» **SET EXERCISE**:
Images appear in the records below; leave them out and repeat everything else exactly.

» **TASK MATERIAL**:
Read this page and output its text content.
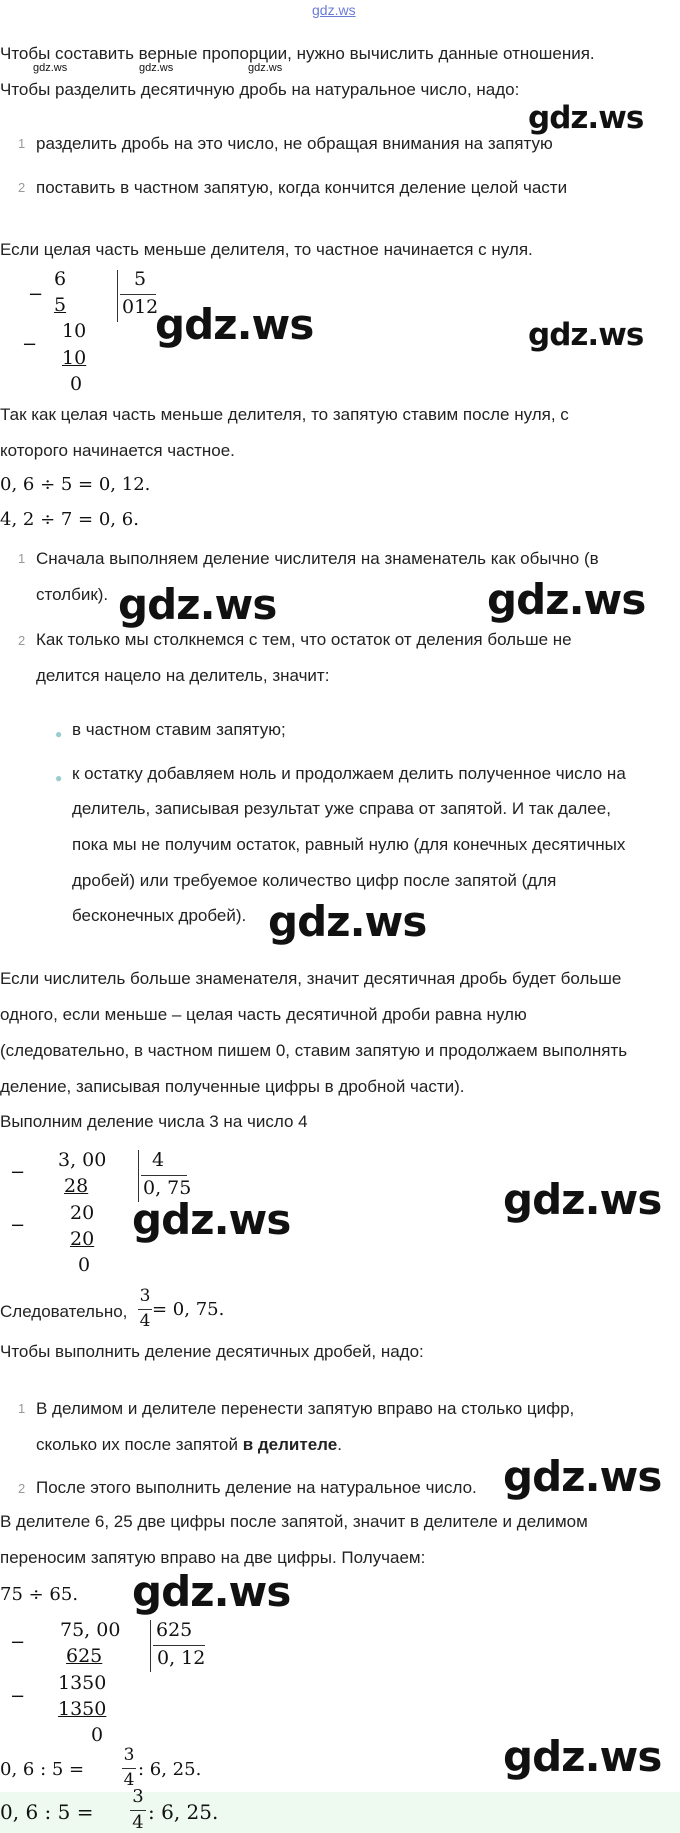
gdz.ws
Чтобы составить верные пропорции, нужно вычислить данные отношения.
gdz.ws	gdz.ws	gdz.ws
Чтобы разделить десятичную дробь на натуральное число, надо:
gdz.ws
1 разделить дробь на это число, не обращая внимания на запятую
2 поставить в частном запятую, когда кончится деление целой части
Если целая часть меньше делителя, то частное начинается с нуля.
−
6
5
−
10
10
0
5
012
gdz.ws	gdz.ws
Так как целая часть меньше делителя, то запятую ставим после нуля, с
которого начинается частное.
0, 6 ÷ 5 = 0, 12.
4, 2 ÷ 7 = 0, 6.
1 Сначала выполняем деление числителя на знаменатель как обычно (в
столбик). gdz.ws	gdz.ws
2 Как только мы столкнемся с тем, что остаток от деления больше не
делится нацело на делитель, значит:
● в частном ставим запятую;
● к остатку добавляем ноль и продолжаем делить полученное число на
делитель, записывая результат уже справа от запятой. И так далее,
пока мы не получим остаток, равный нулю (для конечных десятичных
дробей) или требуемое количество цифр после запятой (для
бесконечных дробей). gdz.ws
Если числитель больше знаменателя, значит десятичная дробь будет больше
одного, если меньше – целая часть десятичной дроби равна нулю
(следовательно, в частном пишем 0, ставим запятую и продолжаем выполнять
деление, записывая полученные цифры в дробной части).
Выполним деление числа 3 на число 4
−
3, 00
28
−
20
20
0
4
0, 75	gdz.ws
gdz.ws
Следовательно,
3
4
= 0, 75.
Чтобы выполнить деление десятичных дробей, надо:
1 В делимом и делителе перенести запятую вправо на столько цифр,
сколько их после запятой в делителе.
2 После этого выполнить деление на натуральное число. gdz.ws
В делителе 6, 25 две цифры после запятой, значит в делителе и делимом
переносим запятую вправо на две цифры. Получаем:
75 ÷ 65. gdz.ws
−
75, 00
625
−
1350
1350
0
625
0, 12
0, 6 : 5 =
3
4 : 6, 25.	gdz.ws
0, 6 : 5 =
3
4 : 6, 25.
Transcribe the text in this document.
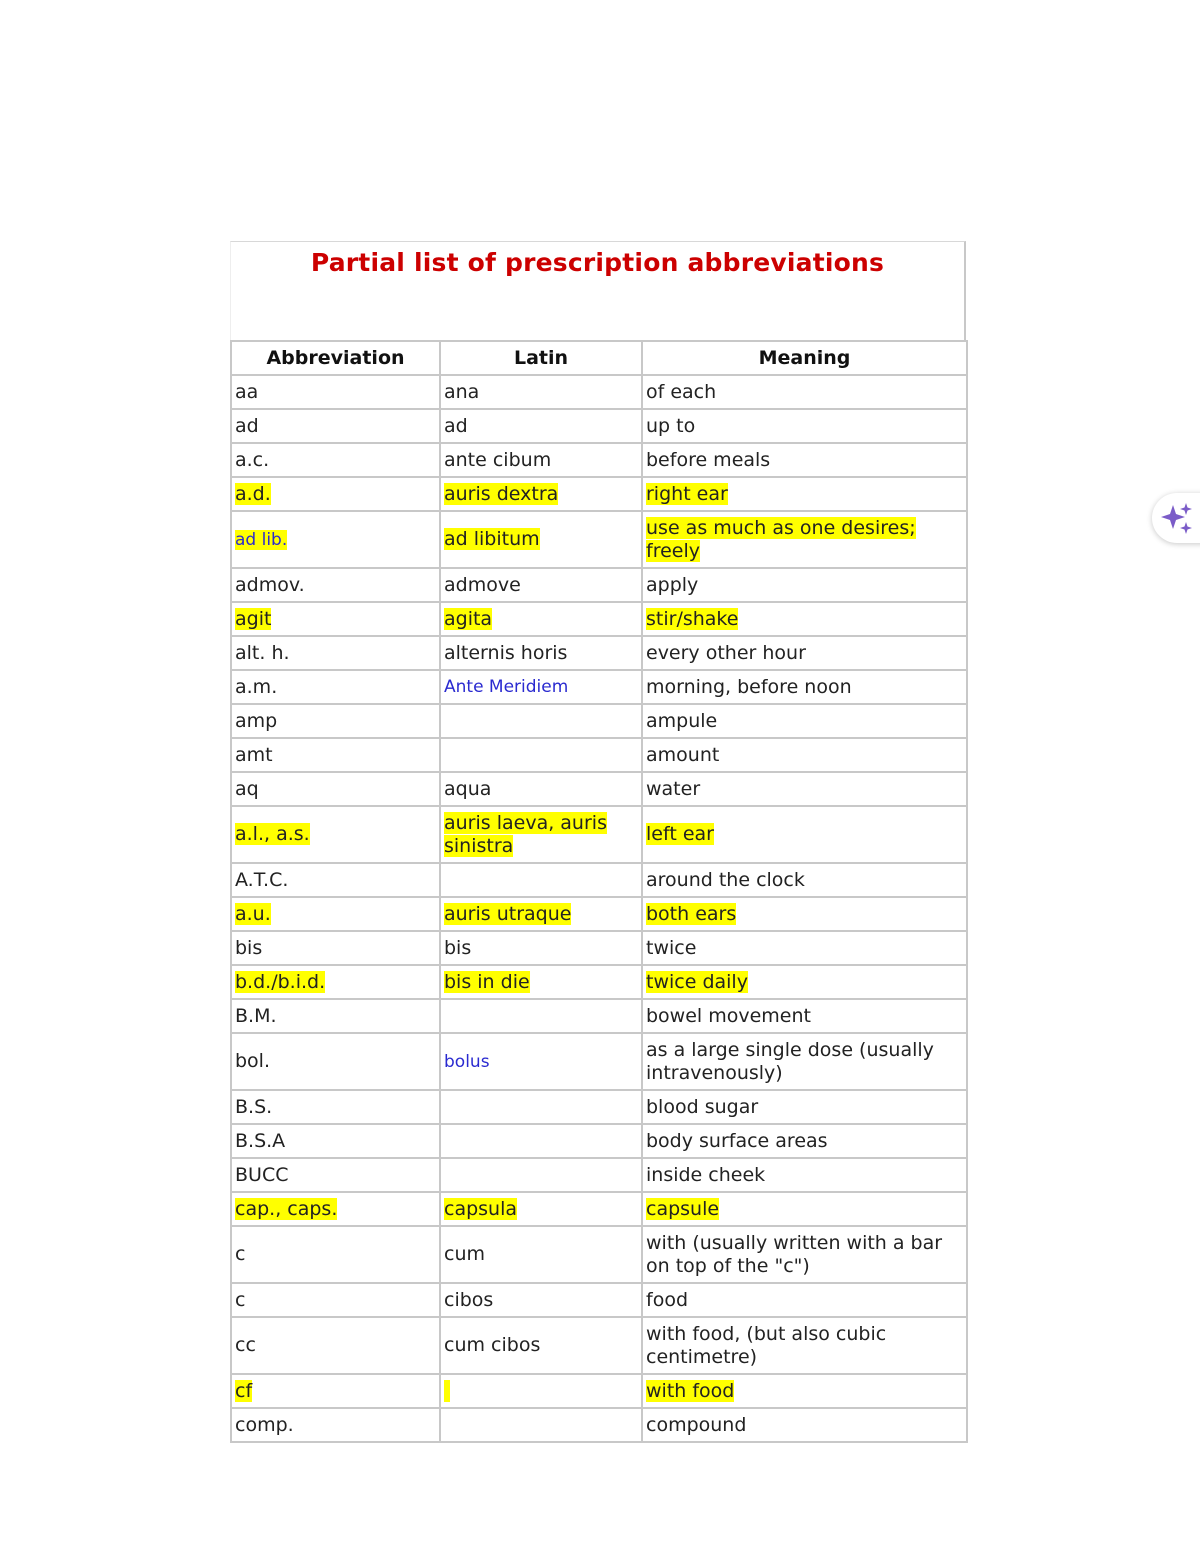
Partial list of prescription abbreviations
Abbreviation	Latin	Meaning
aa	ana	of each
ad	ad	up to
a.c.	ante cibum	before meals
a.d.	auris dextra	right ear
ad lib.	ad libitum	use as much as one desires; freely
admov.	admove	apply
agit	agita	stir/shake
alt. h.	alternis horis	every other hour
a.m.	Ante Meridiem	morning, before noon
amp		ampule
amt		amount
aq	aqua	water
a.l., a.s.	auris laeva, auris sinistra	left ear
A.T.C.		around the clock
a.u.	auris utraque	both ears
bis	bis	twice
b.d./b.i.d.	bis in die	twice daily
B.M.		bowel movement
bol.	bolus	as a large single dose (usually intravenously)
B.S.		blood sugar
B.S.A		body surface areas
BUCC		inside cheek
cap., caps.	capsula	capsule
c	cum	with (usually written with a bar on top of the "c")
c	cibos	food
cc	cum cibos	with food, (but also cubic centimetre)
cf		with food
comp.		compound
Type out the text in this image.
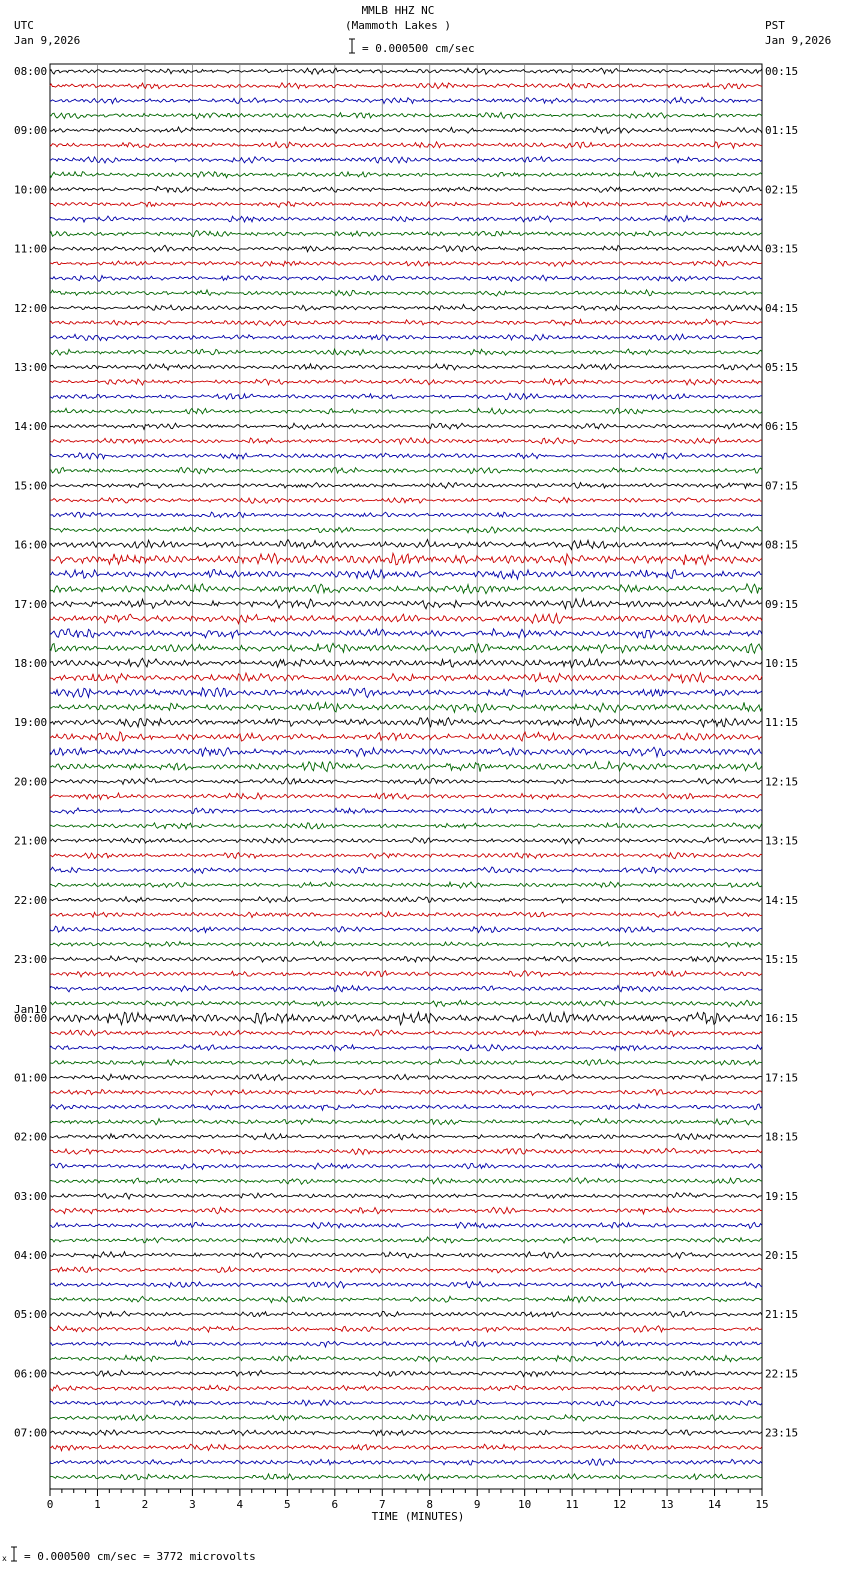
MMLB HHZ NC
(Mammoth Lakes )
UTC
Jan 9,2026
PST
Jan 9,2026
= 0.000500 cm/sec
08:00
09:00
10:00
11:00
12:00
13:00
14:00
15:00
16:00
17:00
18:00
19:00
20:00
21:00
22:00
23:00
00:00
01:00
02:00
03:00
04:00
05:00
06:00
07:00
00:15
01:15
02:15
03:15
04:15
05:15
06:15
07:15
08:15
09:15
10:15
11:15
12:15
13:15
14:15
15:15
16:15
17:15
18:15
19:15
20:15
21:15
22:15
23:15
Jan10
0	1	2	3	4	5	6	7	8	9	10	11	12	13	14	15
TIME (MINUTES)
x = 0.000500 cm/sec = 3772 microvolts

» **ANSWER FOR THIS EXERCISE**:
Read this page and output its text content.
gdz.ws
Чтобы составить верные пропорции, нужно вычислить данные отношения.
gdz.ws	gdz.ws	gdz.ws
Чтобы разделить десятичную дробь на натуральное число, надо:
gdz.ws
1 разделить дробь на это число, не обращая внимания на запятую
2 поставить в частном запятую, когда кончится деление целой части
Если целая часть меньше делителя, то частное начинается с нуля.
−
6
5
−
10
10
0
5
012
gdz.ws	gdz.ws
Так как целая часть меньше делителя, то запятую ставим после нуля, с
которого начинается частное.
0, 6 ÷ 5 = 0, 12.
4, 2 ÷ 7 = 0, 6.
1 Сначала выполняем деление числителя на знаменатель как обычно (в
столбик). gdz.ws	gdz.ws
2 Как только мы столкнемся с тем, что остаток от деления больше не
делится нацело на делитель, значит:
● в частном ставим запятую;
● к остатку добавляем ноль и продолжаем делить полученное число на
делитель, записывая результат уже справа от запятой. И так далее,
пока мы не получим остаток, равный нулю (для конечных десятичных
дробей) или требуемое количество цифр после запятой (для
бесконечных дробей). gdz.ws
Если числитель больше знаменателя, значит десятичная дробь будет больше
одного, если меньше – целая часть десятичной дроби равна нулю
(следовательно, в частном пишем 0, ставим запятую и продолжаем выполнять
деление, записывая полученные цифры в дробной части).
Выполним деление числа 3 на число 4
−
3, 00
28
−
20
20
0
4
0, 75	gdz.ws
gdz.ws
Следовательно,
3
4
= 0, 75.
Чтобы выполнить деление десятичных дробей, надо:
1 В делимом и делителе перенести запятую вправо на столько цифр,
сколько их после запятой в делителе.
2 После этого выполнить деление на натуральное число. gdz.ws
В делителе 6, 25 две цифры после запятой, значит в делителе и делимом
переносим запятую вправо на две цифры. Получаем:
75 ÷ 65. gdz.ws
−
75, 00
625
−
1350
1350
0
625
0, 12
0, 6 : 5 =
3
4 : 6, 25.	gdz.ws
0, 6 : 5 =
3
4 : 6, 25.
Transcribe the text in this document.
Partial list of prescription abbreviations
Abbreviation	Latin	Meaning
aa	ana	of each
ad	ad	up to
a.c.	ante cibum	before meals
a.d.	auris dextra	right ear
ad lib.	ad libitum	use as much as one desires; freely
admov.	admove	apply
agit	agita	stir/shake
alt. h.	alternis horis	every other hour
a.m.	Ante Meridiem	morning, before noon
amp		ampule
amt		amount
aq	aqua	water
a.l., a.s.	auris laeva, auris sinistra	left ear
A.T.C.		around the clock
a.u.	auris utraque	both ears
bis	bis	twice
b.d./b.i.d.	bis in die	twice daily
B.M.		bowel movement
bol.	bolus	as a large single dose (usually intravenously)
B.S.		blood sugar
B.S.A		body surface areas
BUCC		inside cheek
cap., caps.	capsula	capsule
c	cum	with (usually written with a bar on top of the "c")
c	cibos	food
cc	cum cibos	with food, (but also cubic centimetre)
cf		with food
comp.		compound
Type out the text in this image.
MMLB HHZ NC
(Mammoth Lakes )
UTC
Jan 9,2026
PST
Jan 9,2026
= 0.000500 cm/sec
08:00
09:00
10:00
11:00
12:00
13:00
14:00
15:00
16:00
17:00
18:00
19:00
20:00
21:00
22:00
23:00
00:00
01:00
02:00
03:00
04:00
05:00
06:00
07:00
00:15
01:15
02:15
03:15
04:15
05:15
06:15
07:15
08:15
09:15
10:15
11:15
12:15
13:15
14:15
15:15
16:15
17:15
18:15
19:15
20:15
21:15
22:15
23:15
Jan10
0	1	2	3	4	5	6	7	8	9	10	11	12	13	14	15
TIME (MINUTES)
x = 0.000500 cm/sec = 3772 microvolts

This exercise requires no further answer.